Copy the following lines verbatim, omitting the picture from your copy.

=== RECORDS PROVIDED ===

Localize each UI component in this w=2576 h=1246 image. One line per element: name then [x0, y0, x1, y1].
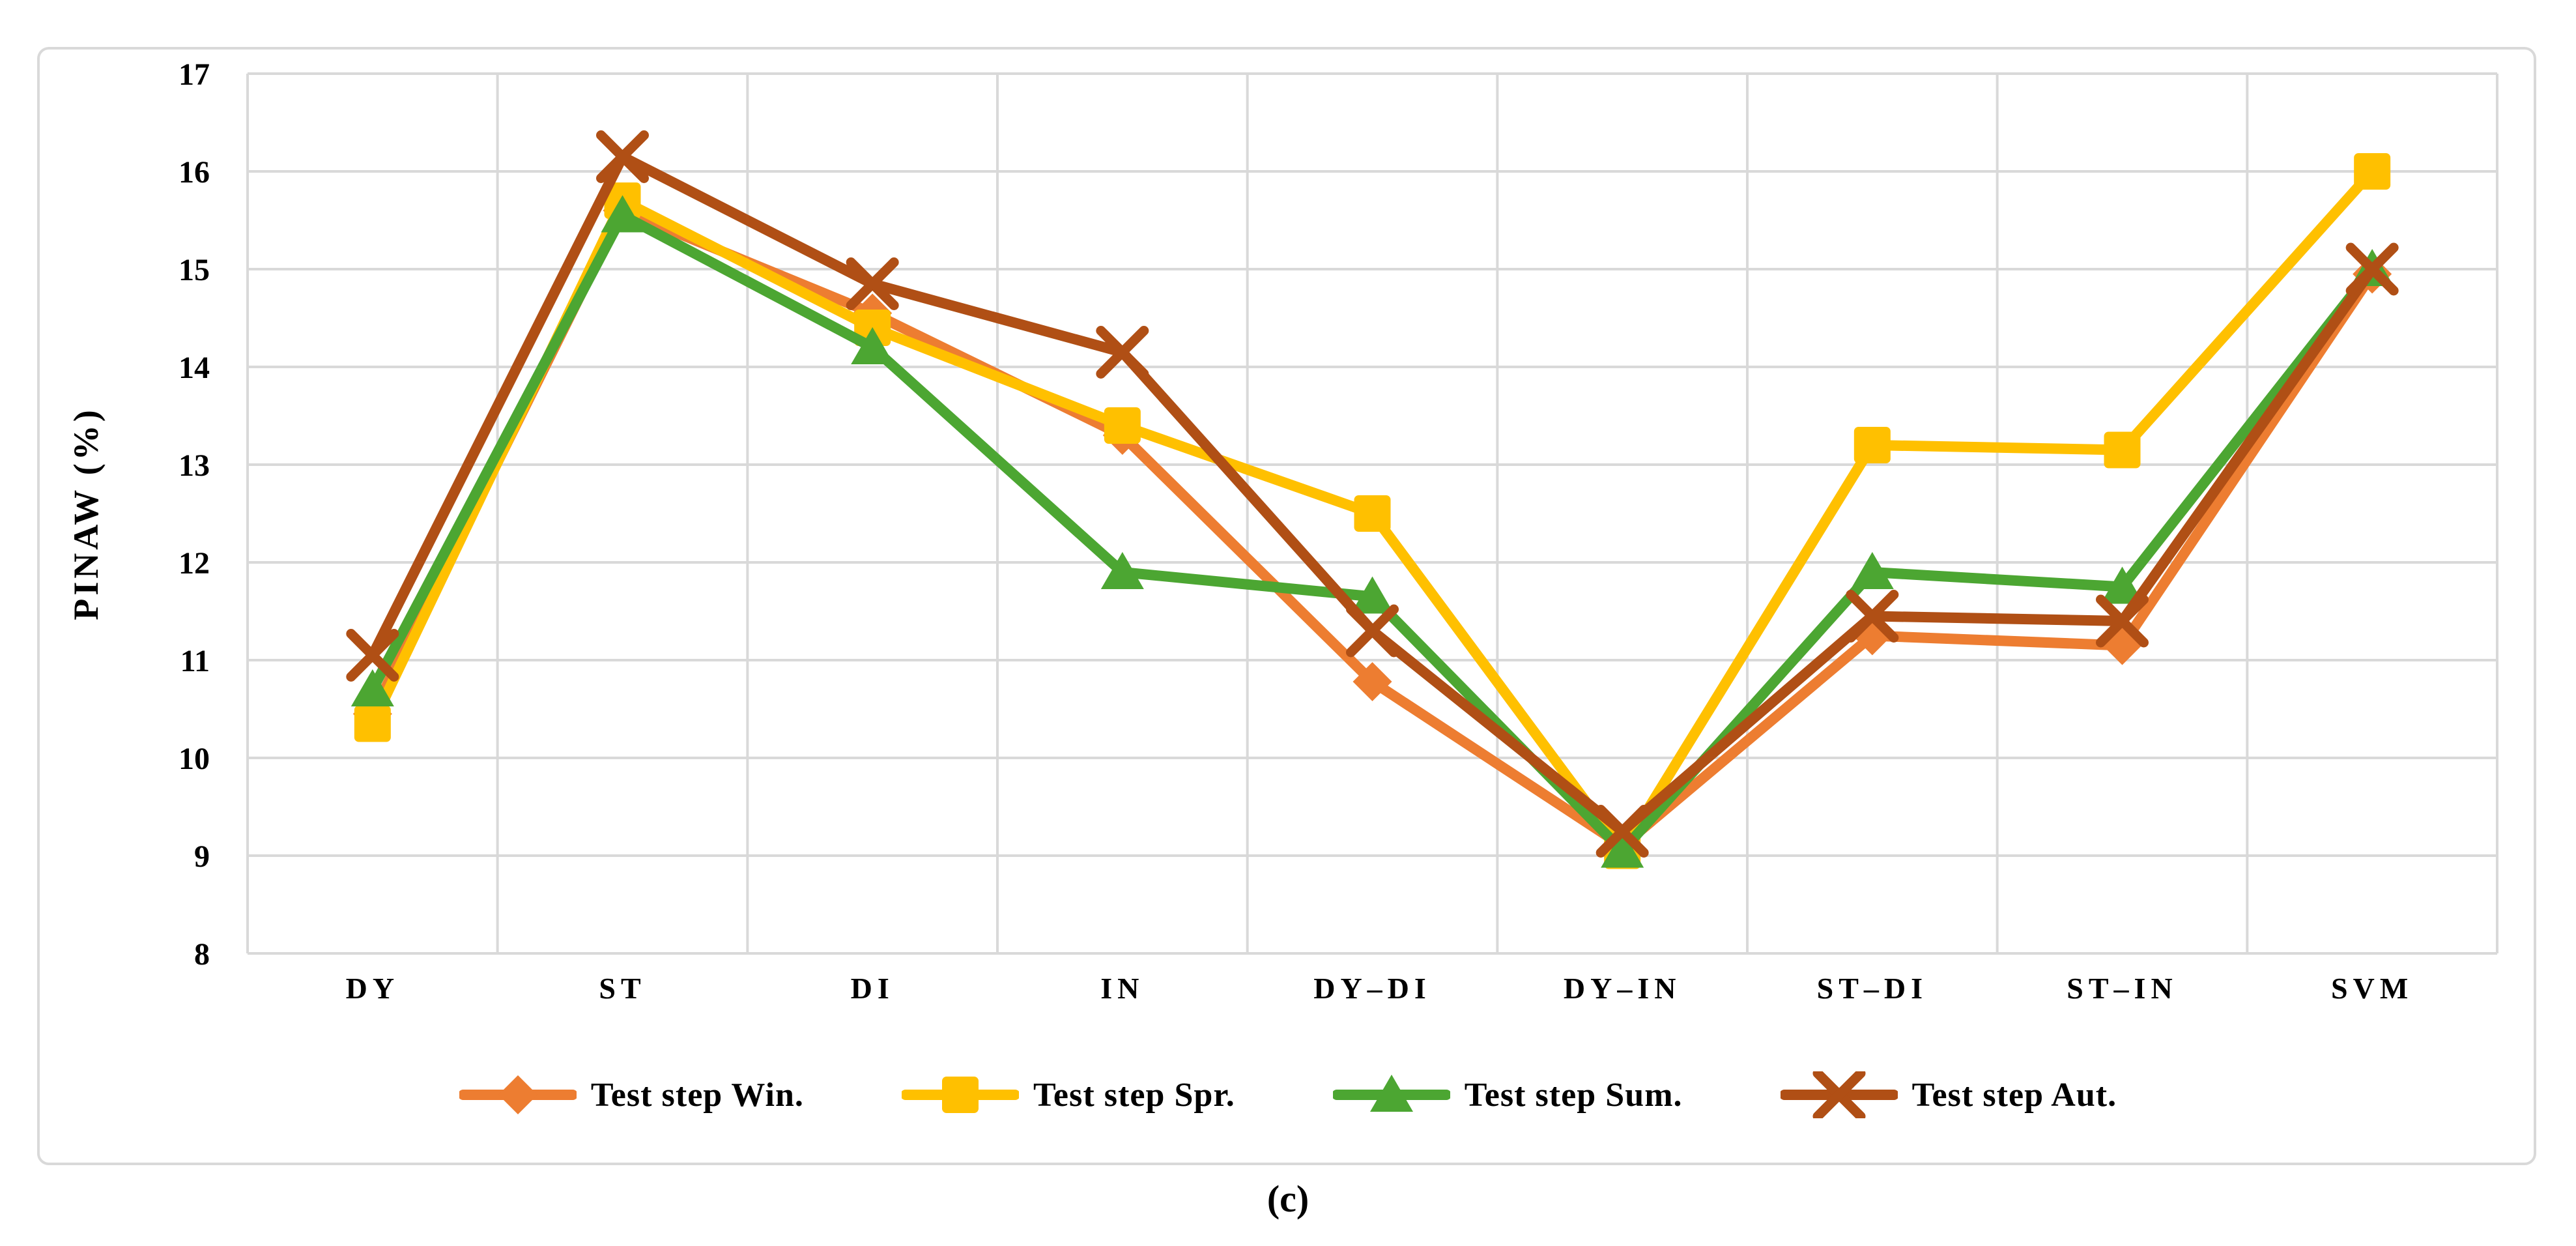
triangle-marker	[351, 669, 394, 706]
x-marker	[346, 629, 399, 682]
diamond-marker	[1352, 662, 1392, 701]
y-axis-tick-label: 12	[179, 546, 210, 581]
triangle-marker	[1850, 552, 1894, 589]
y-axis-tick-label: 13	[179, 448, 210, 483]
y-axis-tick-label: 14	[179, 351, 210, 385]
y-axis-tick-label: 8	[194, 937, 210, 972]
square-marker	[941, 1077, 979, 1113]
square-marker	[1354, 495, 1391, 532]
legend-item-test-step-aut: Test step Aut.	[1780, 1071, 2117, 1118]
x-marker	[1596, 805, 1649, 858]
y-axis-tick-labels: 8 9 10 11 12 13 14 15 16 17	[179, 57, 210, 972]
triangle-marker	[1351, 576, 1394, 614]
triangle-marker	[851, 327, 894, 364]
series-test-step-aut	[346, 130, 2399, 858]
x-axis-category-label: IN	[1100, 972, 1144, 1005]
legend-key-triangle-icon	[1332, 1075, 1450, 1112]
y-axis-title: PINAW (%)	[66, 407, 106, 620]
triangle-marker	[601, 195, 644, 233]
y-axis-tick-label: 16	[179, 155, 210, 190]
x-marker	[1096, 326, 1149, 379]
series-test-step-sum	[351, 195, 2394, 868]
legend-label: Test step Win.	[590, 1076, 804, 1114]
y-axis-tick-label: 15	[179, 253, 210, 287]
y-axis-tick-label: 17	[179, 57, 210, 92]
y-axis-tick-label: 9	[194, 839, 210, 874]
square-marker	[354, 705, 391, 742]
figure-frame	[37, 47, 2536, 1165]
triangle-marker	[1369, 1075, 1413, 1112]
square-marker	[2104, 431, 2141, 469]
x-marker	[596, 130, 649, 183]
legend-key-x-icon	[1780, 1071, 1898, 1118]
x-axis-category-label: ST	[599, 972, 646, 1005]
triangle-marker	[2100, 566, 2144, 604]
series-test-step-spr	[354, 153, 2391, 869]
legend-label: Test step Aut.	[1911, 1076, 2117, 1114]
y-axis-tick-label: 10	[179, 742, 210, 776]
x-axis-category-label: DY–IN	[1564, 972, 1682, 1005]
triangle-marker	[1601, 830, 1644, 868]
x-marker	[1812, 1071, 1866, 1118]
legend-label: Test step Sum.	[1464, 1076, 1683, 1114]
legend-item-test-step-win: Test step Win.	[459, 1071, 804, 1118]
legend-key-square-icon	[901, 1077, 1019, 1113]
square-marker	[1853, 427, 1891, 463]
x-axis-category-label: ST–DI	[1817, 972, 1928, 1005]
x-axis-category-label: DY	[346, 972, 399, 1005]
square-marker	[2354, 153, 2391, 190]
x-axis-category-label: DI	[851, 972, 894, 1005]
figure-caption: (c)	[1267, 1178, 1309, 1220]
x-marker	[1346, 604, 1399, 658]
x-axis-category-labels: DY ST DI IN DY–DI DY–IN ST–DI ST–IN SVM	[346, 972, 2413, 1005]
legend-label: Test step Spr.	[1033, 1076, 1235, 1114]
x-marker	[846, 257, 899, 310]
series-line	[367, 210, 2378, 856]
x-axis-category-label: ST–IN	[2067, 972, 2177, 1005]
chart-legend: Test step Win. Test step Spr. Test step Su…	[0, 1056, 2576, 1134]
x-axis-category-label: SVM	[2331, 972, 2413, 1005]
legend-item-test-step-sum: Test step Sum.	[1332, 1071, 1683, 1118]
x-marker	[1846, 590, 1899, 643]
square-marker	[1104, 407, 1141, 444]
legend-item-test-step-spr: Test step Spr.	[901, 1071, 1235, 1118]
legend-key-diamond-icon	[459, 1075, 577, 1114]
x-axis-category-label: DY–DI	[1313, 972, 1431, 1005]
series-line	[367, 151, 2378, 837]
x-marker	[2096, 594, 2149, 648]
diamond-marker	[498, 1075, 537, 1114]
triangle-marker	[1100, 552, 1144, 589]
x-marker	[2345, 242, 2399, 296]
y-axis-tick-label: 11	[180, 644, 210, 678]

===

* **SOLUTION BELOW**
Localize each UI component in this w=2576 h=1246 image. One line per element: name then [x0, y0, x1, y1].
triangle-marker	[351, 669, 394, 706]
x-marker	[346, 629, 399, 682]
diamond-marker	[1352, 662, 1392, 701]
y-axis-tick-label: 12	[179, 546, 210, 581]
triangle-marker	[1850, 552, 1894, 589]
y-axis-tick-label: 13	[179, 448, 210, 483]
y-axis-tick-label: 14	[179, 351, 210, 385]
y-axis-tick-label: 8	[194, 937, 210, 972]
square-marker	[941, 1077, 979, 1113]
square-marker	[1354, 495, 1391, 532]
legend-item-test-step-aut: Test step Aut.	[1780, 1071, 2117, 1118]
x-marker	[1596, 805, 1649, 858]
y-axis-tick-labels: 8 9 10 11 12 13 14 15 16 17	[179, 57, 210, 972]
triangle-marker	[1351, 576, 1394, 614]
triangle-marker	[851, 327, 894, 364]
series-test-step-aut	[346, 130, 2399, 858]
x-axis-category-label: IN	[1100, 972, 1144, 1005]
legend-key-triangle-icon	[1332, 1075, 1450, 1112]
y-axis-title: PINAW (%)	[66, 407, 106, 620]
triangle-marker	[601, 195, 644, 233]
y-axis-tick-label: 16	[179, 155, 210, 190]
x-marker	[1096, 326, 1149, 379]
series-test-step-sum	[351, 195, 2394, 868]
legend-label: Test step Win.	[590, 1076, 804, 1114]
y-axis-tick-label: 15	[179, 253, 210, 287]
y-axis-tick-label: 17	[179, 57, 210, 92]
y-axis-tick-label: 9	[194, 839, 210, 874]
square-marker	[354, 705, 391, 742]
figure-frame	[37, 47, 2536, 1165]
triangle-marker	[1369, 1075, 1413, 1112]
square-marker	[2104, 431, 2141, 469]
x-marker	[596, 130, 649, 183]
legend-key-x-icon	[1780, 1071, 1898, 1118]
x-axis-category-label: ST	[599, 972, 646, 1005]
triangle-marker	[2100, 566, 2144, 604]
series-test-step-spr	[354, 153, 2391, 869]
legend-label: Test step Aut.	[1911, 1076, 2117, 1114]
y-axis-tick-label: 10	[179, 742, 210, 776]
x-axis-category-label: DY–IN	[1564, 972, 1682, 1005]
triangle-marker	[1601, 830, 1644, 868]
x-marker	[1812, 1071, 1866, 1118]
legend-label: Test step Sum.	[1464, 1076, 1683, 1114]
legend-item-test-step-win: Test step Win.	[459, 1071, 804, 1118]
legend-key-square-icon	[901, 1077, 1019, 1113]
square-marker	[1853, 427, 1891, 463]
x-axis-category-label: ST–DI	[1817, 972, 1928, 1005]
x-axis-category-label: DY	[346, 972, 399, 1005]
square-marker	[2354, 153, 2391, 190]
x-axis-category-label: DI	[851, 972, 894, 1005]
figure-caption: (c)	[1267, 1178, 1309, 1220]
x-marker	[1346, 604, 1399, 658]
x-axis-category-labels: DY ST DI IN DY–DI DY–IN ST–DI ST–IN SVM	[346, 972, 2413, 1005]
legend-label: Test step Spr.	[1033, 1076, 1235, 1114]
x-marker	[846, 257, 899, 310]
series-line	[367, 210, 2378, 856]
x-axis-category-label: ST–IN	[2067, 972, 2177, 1005]
chart-legend: Test step Win. Test step Spr. Test step Su…	[0, 1056, 2576, 1134]
x-axis-category-label: SVM	[2331, 972, 2413, 1005]
legend-item-test-step-sum: Test step Sum.	[1332, 1071, 1683, 1118]
x-marker	[1846, 590, 1899, 643]
square-marker	[1104, 407, 1141, 444]
legend-item-test-step-spr: Test step Spr.	[901, 1071, 1235, 1118]
legend-key-diamond-icon	[459, 1075, 577, 1114]
x-axis-category-label: DY–DI	[1313, 972, 1431, 1005]
series-line	[367, 151, 2378, 837]
x-marker	[2096, 594, 2149, 648]
diamond-marker	[498, 1075, 537, 1114]
triangle-marker	[1100, 552, 1144, 589]
x-marker	[2345, 242, 2399, 296]
y-axis-tick-label: 11	[180, 644, 210, 678]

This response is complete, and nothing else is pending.